YOUR OBJECTIVE.
An exact copy of all the data is required, with pictures left out.

(Saved entries)

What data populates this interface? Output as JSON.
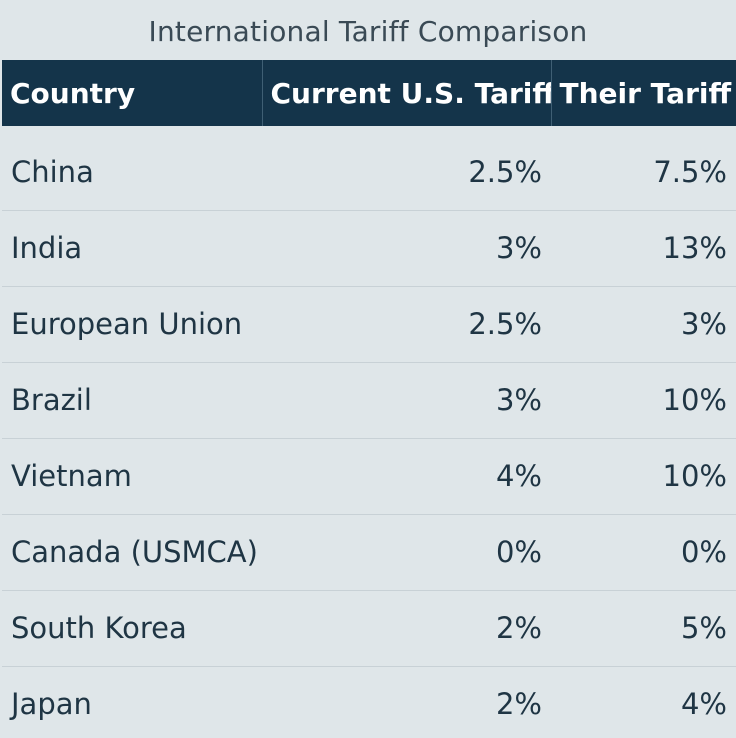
{
  "chart_data": {
    "type": "table",
    "title": "International Tariff Comparison",
    "columns": [
      "Country",
      "Current U.S. Tariff",
      "Their Tariff"
    ],
    "rows": [
      {
        "country": "China",
        "us_tariff": "2.5%",
        "their_tariff": "7.5%"
      },
      {
        "country": "India",
        "us_tariff": "3%",
        "their_tariff": "13%"
      },
      {
        "country": "European Union",
        "us_tariff": "2.5%",
        "their_tariff": "3%"
      },
      {
        "country": "Brazil",
        "us_tariff": "3%",
        "their_tariff": "10%"
      },
      {
        "country": "Vietnam",
        "us_tariff": "4%",
        "their_tariff": "10%"
      },
      {
        "country": "Canada (USMCA)",
        "us_tariff": "0%",
        "their_tariff": "0%"
      },
      {
        "country": "South Korea",
        "us_tariff": "2%",
        "their_tariff": "5%"
      },
      {
        "country": "Japan",
        "us_tariff": "2%",
        "their_tariff": "4%"
      }
    ]
  },
  "colors": {
    "header_bg": "#14344a",
    "page_bg": "#dfe6e9",
    "text": "#1f3544"
  }
}
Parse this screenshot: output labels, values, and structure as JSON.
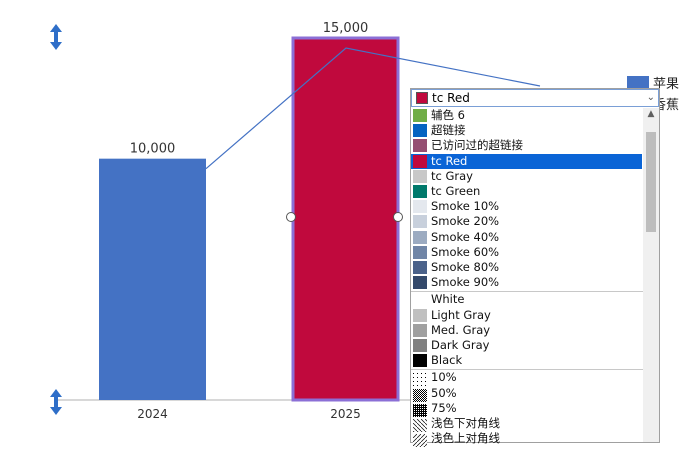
{
  "chart_data": {
    "type": "bar",
    "categories": [
      "2024",
      "2025"
    ],
    "series": [
      {
        "name": "苹果",
        "values": [
          10000,
          15000
        ]
      }
    ],
    "data_labels": [
      "10,000",
      "15,000"
    ],
    "bar_colors": [
      "#4472c4",
      "#c0093d"
    ],
    "legend": [
      "苹果",
      "香蕉"
    ],
    "legend_position": "right",
    "ylim": [
      0,
      15000
    ]
  },
  "dropdown": {
    "selected": {
      "label": "tc Red",
      "color": "#c0093d"
    },
    "items": [
      {
        "label": "辅色 6",
        "color": "#70ad47"
      },
      {
        "label": "超链接",
        "color": "#0563c1"
      },
      {
        "label": "已访问过的超链接",
        "color": "#954f72"
      },
      {
        "label": "tc Red",
        "color": "#c0093d",
        "selected": true
      },
      {
        "label": "tc Gray",
        "color": "#c8c8c8"
      },
      {
        "label": "tc Green",
        "color": "#00796b"
      },
      {
        "label": "Smoke 10%",
        "color": "#e4e8ee"
      },
      {
        "label": "Smoke 20%",
        "color": "#c8d0dc"
      },
      {
        "label": "Smoke 40%",
        "color": "#9cabc1"
      },
      {
        "label": "Smoke 60%",
        "color": "#7085a6"
      },
      {
        "label": "Smoke 80%",
        "color": "#4b628a"
      },
      {
        "label": "Smoke 90%",
        "color": "#34496b"
      },
      {
        "label": "White",
        "color": "#ffffff"
      },
      {
        "label": "Light Gray",
        "color": "#c0c0c0"
      },
      {
        "label": "Med. Gray",
        "color": "#a0a0a0"
      },
      {
        "label": "Dark Gray",
        "color": "#808080"
      },
      {
        "label": "Black",
        "color": "#000000"
      },
      {
        "label": "10%",
        "color": "pattern-10"
      },
      {
        "label": "50%",
        "color": "pattern-50"
      },
      {
        "label": "75%",
        "color": "pattern-75"
      },
      {
        "label": "浅色下对角线",
        "color": "pattern-diag-down"
      },
      {
        "label": "浅色上对角线",
        "color": "pattern-diag-up"
      }
    ]
  }
}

RESPONSE TO THE EXERCISE.
What data populates this interface? Output as JSON.
{
  "chart_data": {
    "type": "table",
    "title": "International Tariff Comparison",
    "columns": [
      "Country",
      "Current U.S. Tariff",
      "Their Tariff"
    ],
    "rows": [
      {
        "country": "China",
        "us_tariff": "2.5%",
        "their_tariff": "7.5%"
      },
      {
        "country": "India",
        "us_tariff": "3%",
        "their_tariff": "13%"
      },
      {
        "country": "European Union",
        "us_tariff": "2.5%",
        "their_tariff": "3%"
      },
      {
        "country": "Brazil",
        "us_tariff": "3%",
        "their_tariff": "10%"
      },
      {
        "country": "Vietnam",
        "us_tariff": "4%",
        "their_tariff": "10%"
      },
      {
        "country": "Canada (USMCA)",
        "us_tariff": "0%",
        "their_tariff": "0%"
      },
      {
        "country": "South Korea",
        "us_tariff": "2%",
        "their_tariff": "5%"
      },
      {
        "country": "Japan",
        "us_tariff": "2%",
        "their_tariff": "4%"
      }
    ]
  },
  "colors": {
    "header_bg": "#14344a",
    "page_bg": "#dfe6e9",
    "text": "#1f3544"
  }
}
Parse this screenshot: output labels, values, and structure as JSON.
{
  "chart_data": {
    "type": "bar",
    "categories": [
      "2024",
      "2025"
    ],
    "series": [
      {
        "name": "苹果",
        "values": [
          10000,
          15000
        ]
      }
    ],
    "data_labels": [
      "10,000",
      "15,000"
    ],
    "bar_colors": [
      "#4472c4",
      "#c0093d"
    ],
    "legend": [
      "苹果",
      "香蕉"
    ],
    "legend_position": "right",
    "ylim": [
      0,
      15000
    ]
  },
  "dropdown": {
    "selected": {
      "label": "tc Red",
      "color": "#c0093d"
    },
    "items": [
      {
        "label": "辅色 6",
        "color": "#70ad47"
      },
      {
        "label": "超链接",
        "color": "#0563c1"
      },
      {
        "label": "已访问过的超链接",
        "color": "#954f72"
      },
      {
        "label": "tc Red",
        "color": "#c0093d",
        "selected": true
      },
      {
        "label": "tc Gray",
        "color": "#c8c8c8"
      },
      {
        "label": "tc Green",
        "color": "#00796b"
      },
      {
        "label": "Smoke 10%",
        "color": "#e4e8ee"
      },
      {
        "label": "Smoke 20%",
        "color": "#c8d0dc"
      },
      {
        "label": "Smoke 40%",
        "color": "#9cabc1"
      },
      {
        "label": "Smoke 60%",
        "color": "#7085a6"
      },
      {
        "label": "Smoke 80%",
        "color": "#4b628a"
      },
      {
        "label": "Smoke 90%",
        "color": "#34496b"
      },
      {
        "label": "White",
        "color": "#ffffff"
      },
      {
        "label": "Light Gray",
        "color": "#c0c0c0"
      },
      {
        "label": "Med. Gray",
        "color": "#a0a0a0"
      },
      {
        "label": "Dark Gray",
        "color": "#808080"
      },
      {
        "label": "Black",
        "color": "#000000"
      },
      {
        "label": "10%",
        "color": "pattern-10"
      },
      {
        "label": "50%",
        "color": "pattern-50"
      },
      {
        "label": "75%",
        "color": "pattern-75"
      },
      {
        "label": "浅色下对角线",
        "color": "pattern-diag-down"
      },
      {
        "label": "浅色上对角线",
        "color": "pattern-diag-up"
      }
    ]
  }
}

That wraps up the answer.